===== Provided entries
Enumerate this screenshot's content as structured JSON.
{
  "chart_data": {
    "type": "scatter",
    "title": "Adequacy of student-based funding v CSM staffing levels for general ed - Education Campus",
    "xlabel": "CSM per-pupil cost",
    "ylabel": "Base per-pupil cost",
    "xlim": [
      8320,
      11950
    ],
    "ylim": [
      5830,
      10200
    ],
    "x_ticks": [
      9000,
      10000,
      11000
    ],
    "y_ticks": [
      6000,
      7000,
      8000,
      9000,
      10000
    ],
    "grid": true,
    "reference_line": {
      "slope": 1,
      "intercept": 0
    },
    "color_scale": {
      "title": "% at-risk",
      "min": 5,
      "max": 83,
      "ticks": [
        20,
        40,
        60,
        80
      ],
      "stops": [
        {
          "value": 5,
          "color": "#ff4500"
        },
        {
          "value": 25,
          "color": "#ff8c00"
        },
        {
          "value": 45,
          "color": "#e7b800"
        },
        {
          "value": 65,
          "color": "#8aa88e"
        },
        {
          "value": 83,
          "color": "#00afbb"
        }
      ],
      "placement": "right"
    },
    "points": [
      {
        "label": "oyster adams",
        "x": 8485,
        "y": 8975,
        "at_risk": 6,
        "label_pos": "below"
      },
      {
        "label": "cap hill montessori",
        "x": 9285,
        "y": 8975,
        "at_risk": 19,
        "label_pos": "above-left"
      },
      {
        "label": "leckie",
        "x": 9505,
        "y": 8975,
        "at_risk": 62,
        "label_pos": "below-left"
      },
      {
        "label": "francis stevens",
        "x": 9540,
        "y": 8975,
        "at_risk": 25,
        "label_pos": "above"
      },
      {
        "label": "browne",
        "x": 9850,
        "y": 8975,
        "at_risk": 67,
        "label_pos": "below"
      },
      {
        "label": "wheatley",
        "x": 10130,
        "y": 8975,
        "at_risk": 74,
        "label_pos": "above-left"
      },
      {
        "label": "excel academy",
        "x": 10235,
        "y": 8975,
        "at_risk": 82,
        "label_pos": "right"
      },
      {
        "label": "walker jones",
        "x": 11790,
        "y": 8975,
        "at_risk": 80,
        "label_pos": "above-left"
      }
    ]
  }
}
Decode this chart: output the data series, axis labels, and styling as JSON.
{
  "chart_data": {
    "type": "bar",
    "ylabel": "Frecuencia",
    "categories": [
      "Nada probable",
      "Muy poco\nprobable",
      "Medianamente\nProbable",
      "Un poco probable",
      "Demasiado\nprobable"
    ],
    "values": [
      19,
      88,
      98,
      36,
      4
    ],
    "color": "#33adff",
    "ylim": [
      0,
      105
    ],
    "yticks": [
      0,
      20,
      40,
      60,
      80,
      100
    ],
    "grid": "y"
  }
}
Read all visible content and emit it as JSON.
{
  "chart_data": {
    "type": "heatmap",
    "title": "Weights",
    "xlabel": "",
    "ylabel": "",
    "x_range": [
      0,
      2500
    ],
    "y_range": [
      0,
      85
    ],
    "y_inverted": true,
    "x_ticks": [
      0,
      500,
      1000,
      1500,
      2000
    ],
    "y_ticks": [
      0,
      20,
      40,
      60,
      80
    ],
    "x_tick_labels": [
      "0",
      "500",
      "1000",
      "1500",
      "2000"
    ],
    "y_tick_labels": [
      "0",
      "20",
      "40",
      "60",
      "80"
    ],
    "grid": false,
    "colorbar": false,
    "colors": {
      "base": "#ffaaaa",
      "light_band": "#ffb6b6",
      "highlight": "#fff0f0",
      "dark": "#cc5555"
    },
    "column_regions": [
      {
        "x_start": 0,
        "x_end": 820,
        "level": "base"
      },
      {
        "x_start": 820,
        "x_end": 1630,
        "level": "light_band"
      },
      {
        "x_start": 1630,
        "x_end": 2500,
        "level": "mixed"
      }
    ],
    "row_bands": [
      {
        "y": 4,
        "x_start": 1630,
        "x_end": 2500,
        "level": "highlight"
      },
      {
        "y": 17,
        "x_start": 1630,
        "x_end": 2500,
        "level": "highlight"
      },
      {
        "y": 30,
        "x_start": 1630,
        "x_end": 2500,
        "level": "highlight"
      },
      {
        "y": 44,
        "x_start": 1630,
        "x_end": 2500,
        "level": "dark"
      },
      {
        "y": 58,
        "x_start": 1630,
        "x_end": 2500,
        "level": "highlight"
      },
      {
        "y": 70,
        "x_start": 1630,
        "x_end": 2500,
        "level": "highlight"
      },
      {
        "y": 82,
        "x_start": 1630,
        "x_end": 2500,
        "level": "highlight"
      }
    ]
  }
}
==========
Identify which lines contain the word "this" and copy each one.

● **Answer for the task**
Enumerate this screenshot's content as structured JSON.
Decode this chart: output the data series, axis labels, and styling as JSON.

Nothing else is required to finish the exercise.